== DATA FOR THIS EXERCISE ==
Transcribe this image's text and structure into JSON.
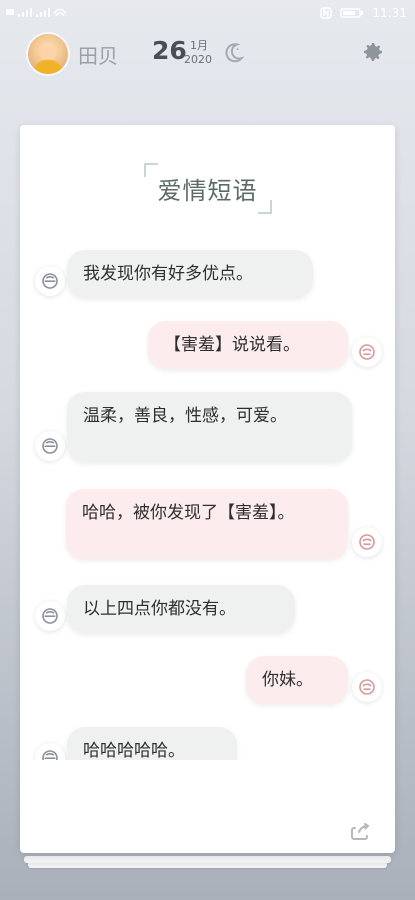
{
  "status_bar": {
    "left_text": "HD 4G 4G",
    "time": "11:31"
  },
  "header": {
    "username": "田贝",
    "date": {
      "day": "26",
      "month": "1月",
      "year": "2020"
    }
  },
  "card": {
    "title": "爱情短语",
    "messages": [
      {
        "side": "left",
        "text": "我发现你有好多优点。"
      },
      {
        "side": "right",
        "text": "【害羞】说说看。"
      },
      {
        "side": "left",
        "text": "温柔，善良，性感，可爱。"
      },
      {
        "side": "right",
        "text": "哈哈，被你发现了【害羞】。"
      },
      {
        "side": "left",
        "text": "以上四点你都没有。"
      },
      {
        "side": "right",
        "text": "你妹。"
      },
      {
        "side": "left",
        "text": "哈哈哈哈哈。"
      }
    ]
  },
  "colors": {
    "left_bubble": "#eef1f0",
    "right_bubble": "#fdeced",
    "title": "#5b6b66"
  }
}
===
◆ **INSTRUCTION**: Using the material above, retype each entry exactly and omit the pictures.

◆ **FINISHED EXERCISE**:
Transcribe this image's text and structure into JSON.
{
  "status_bar": {
    "left_text": "HD 4G 4G",
    "time": "11:31"
  },
  "header": {
    "username": "田贝",
    "date": {
      "day": "26",
      "month": "1月",
      "year": "2020"
    }
  },
  "card": {
    "title": "爱情短语",
    "messages": [
      {
        "side": "left",
        "text": "我发现你有好多优点。"
      },
      {
        "side": "right",
        "text": "【害羞】说说看。"
      },
      {
        "side": "left",
        "text": "温柔，善良，性感，可爱。"
      },
      {
        "side": "right",
        "text": "哈哈，被你发现了【害羞】。"
      },
      {
        "side": "left",
        "text": "以上四点你都没有。"
      },
      {
        "side": "right",
        "text": "你妹。"
      },
      {
        "side": "left",
        "text": "哈哈哈哈哈。"
      }
    ]
  },
  "colors": {
    "left_bubble": "#eef1f0",
    "right_bubble": "#fdeced",
    "title": "#5b6b66"
  }
}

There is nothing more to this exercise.